- To do
Exactly reproduce the line containing "Parse this screenshot: output" and all later lines to the end of the entries, leaving the pictures out of your copy.

******

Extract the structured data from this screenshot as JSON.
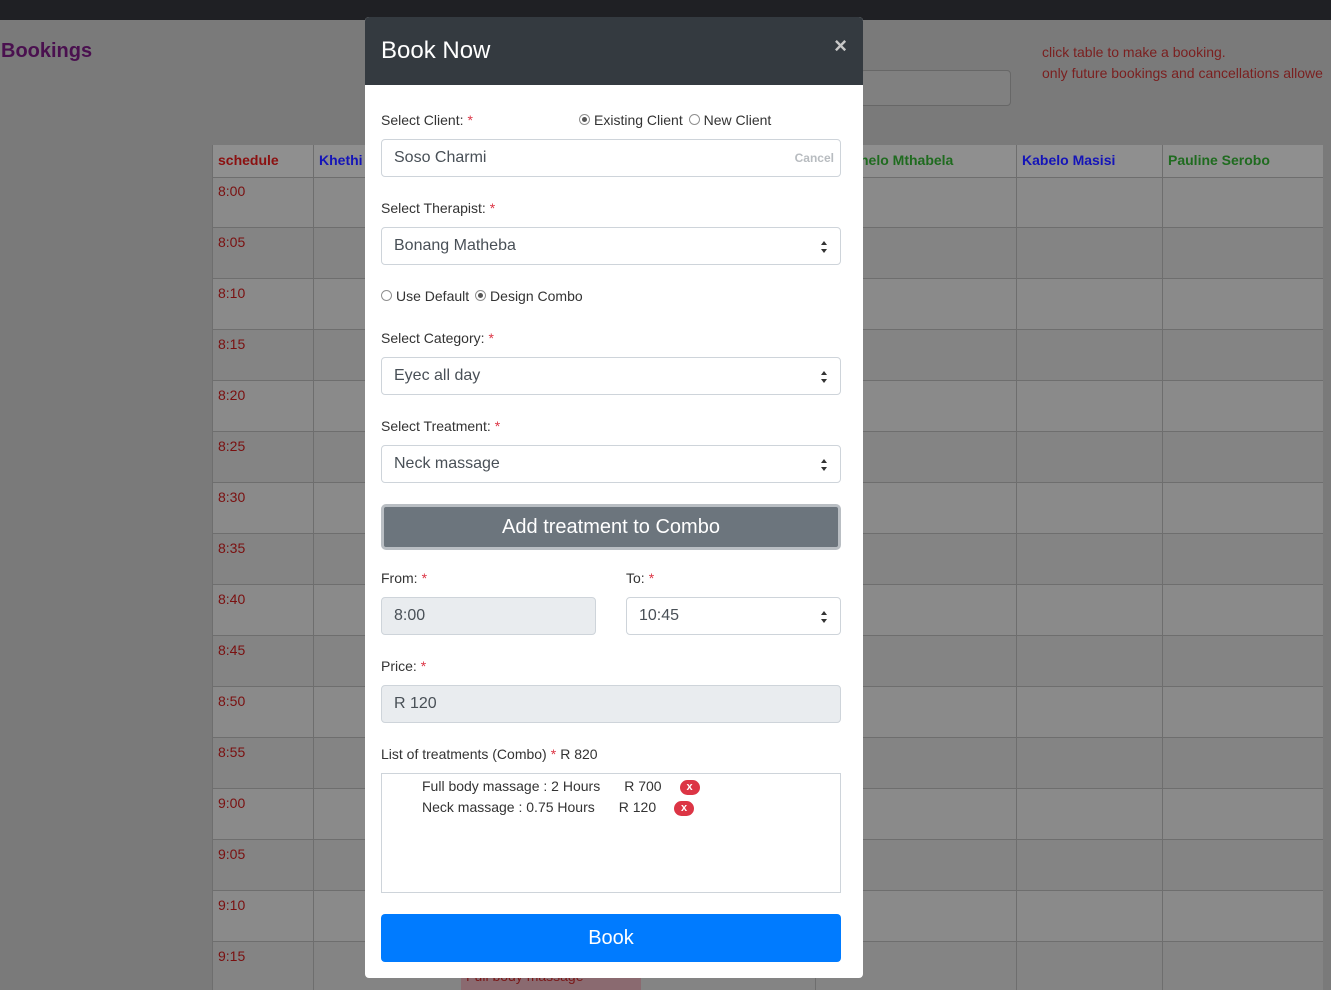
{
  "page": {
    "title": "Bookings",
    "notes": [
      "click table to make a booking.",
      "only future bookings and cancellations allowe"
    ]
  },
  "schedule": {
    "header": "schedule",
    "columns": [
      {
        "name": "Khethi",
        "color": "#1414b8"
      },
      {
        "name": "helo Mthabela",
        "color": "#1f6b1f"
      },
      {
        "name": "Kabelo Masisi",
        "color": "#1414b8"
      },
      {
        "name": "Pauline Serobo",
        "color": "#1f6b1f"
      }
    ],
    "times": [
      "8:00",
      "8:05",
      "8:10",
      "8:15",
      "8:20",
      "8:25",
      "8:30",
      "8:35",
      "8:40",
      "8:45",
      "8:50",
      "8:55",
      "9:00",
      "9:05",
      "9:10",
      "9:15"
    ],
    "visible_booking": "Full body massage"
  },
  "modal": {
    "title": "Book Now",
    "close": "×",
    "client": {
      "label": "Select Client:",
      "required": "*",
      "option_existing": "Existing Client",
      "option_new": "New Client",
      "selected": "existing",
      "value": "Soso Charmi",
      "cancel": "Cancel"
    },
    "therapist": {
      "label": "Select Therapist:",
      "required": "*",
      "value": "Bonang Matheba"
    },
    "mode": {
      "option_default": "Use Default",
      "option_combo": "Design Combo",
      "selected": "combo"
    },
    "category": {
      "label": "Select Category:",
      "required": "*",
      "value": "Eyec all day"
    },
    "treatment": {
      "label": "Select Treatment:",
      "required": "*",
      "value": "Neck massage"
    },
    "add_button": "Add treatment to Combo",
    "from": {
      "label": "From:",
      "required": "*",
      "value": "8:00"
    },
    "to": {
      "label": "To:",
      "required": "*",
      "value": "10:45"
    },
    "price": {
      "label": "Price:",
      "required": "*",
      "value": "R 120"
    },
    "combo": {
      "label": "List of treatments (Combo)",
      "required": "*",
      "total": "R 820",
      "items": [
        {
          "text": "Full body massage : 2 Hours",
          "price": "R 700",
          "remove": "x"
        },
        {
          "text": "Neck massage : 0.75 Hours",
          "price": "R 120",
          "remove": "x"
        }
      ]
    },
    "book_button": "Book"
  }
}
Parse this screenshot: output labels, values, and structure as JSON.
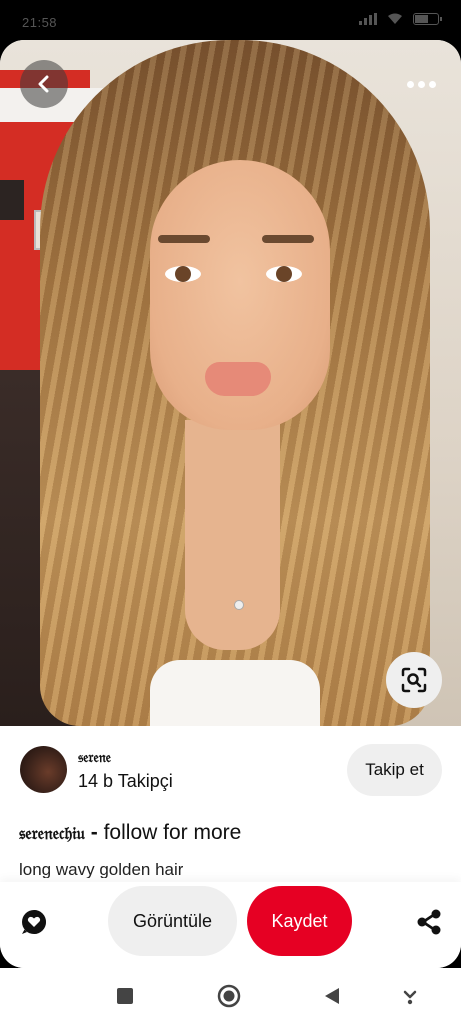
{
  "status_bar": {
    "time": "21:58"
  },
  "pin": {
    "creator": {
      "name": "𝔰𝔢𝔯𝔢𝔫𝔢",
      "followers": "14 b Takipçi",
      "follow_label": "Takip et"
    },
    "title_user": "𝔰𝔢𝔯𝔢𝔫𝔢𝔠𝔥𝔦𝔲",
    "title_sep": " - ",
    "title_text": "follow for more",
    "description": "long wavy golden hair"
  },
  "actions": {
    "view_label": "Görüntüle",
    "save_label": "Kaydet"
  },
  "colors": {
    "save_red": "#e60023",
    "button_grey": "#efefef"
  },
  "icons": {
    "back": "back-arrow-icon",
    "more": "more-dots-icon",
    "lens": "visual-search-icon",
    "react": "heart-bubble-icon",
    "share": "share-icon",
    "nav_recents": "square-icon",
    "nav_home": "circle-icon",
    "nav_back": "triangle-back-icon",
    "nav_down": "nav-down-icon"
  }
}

******

- Solution
Parse this screenshot: output labels, values, and structure as JSON.
{
  "status_bar": {
    "time": "21:58"
  },
  "pin": {
    "creator": {
      "name": "𝔰𝔢𝔯𝔢𝔫𝔢",
      "followers": "14 b Takipçi",
      "follow_label": "Takip et"
    },
    "title_user": "𝔰𝔢𝔯𝔢𝔫𝔢𝔠𝔥𝔦𝔲",
    "title_sep": " - ",
    "title_text": "follow for more",
    "description": "long wavy golden hair"
  },
  "actions": {
    "view_label": "Görüntüle",
    "save_label": "Kaydet"
  },
  "colors": {
    "save_red": "#e60023",
    "button_grey": "#efefef"
  },
  "icons": {
    "back": "back-arrow-icon",
    "more": "more-dots-icon",
    "lens": "visual-search-icon",
    "react": "heart-bubble-icon",
    "share": "share-icon",
    "nav_recents": "square-icon",
    "nav_home": "circle-icon",
    "nav_back": "triangle-back-icon",
    "nav_down": "nav-down-icon"
  }
}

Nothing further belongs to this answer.